Task
Each line that includes the word "saturated" counts once; give the total and nothing more.
begin
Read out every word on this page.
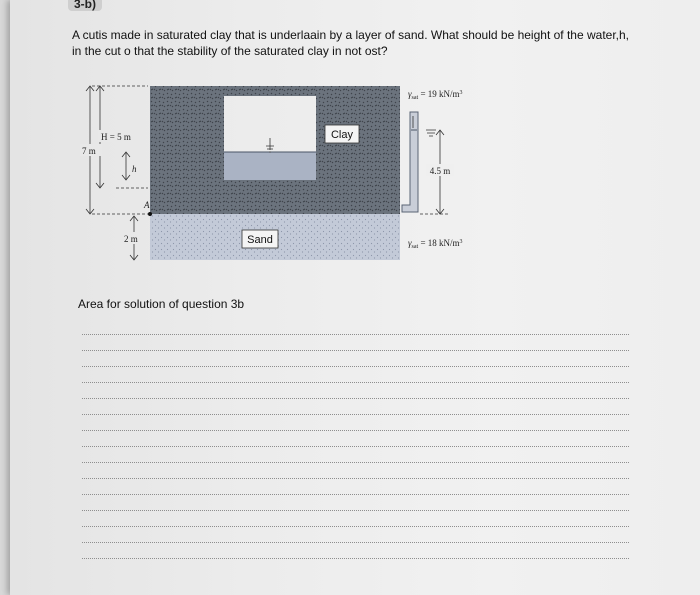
3-b)
A cutis made in saturated clay that is underlaain by a layer of sand. What should be height of the water,h,
in the cut o that the stability of the saturated clay in not ost?
Clay
Sand
4.5 m
$\gamma_{sat} = 19$ $kN/m^3$
$\gamma_{sat} = 18$ $kN/m^3$
H = 5 m
7 m
h
A
2 m
Area for solution of question 3b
end
Full answer
2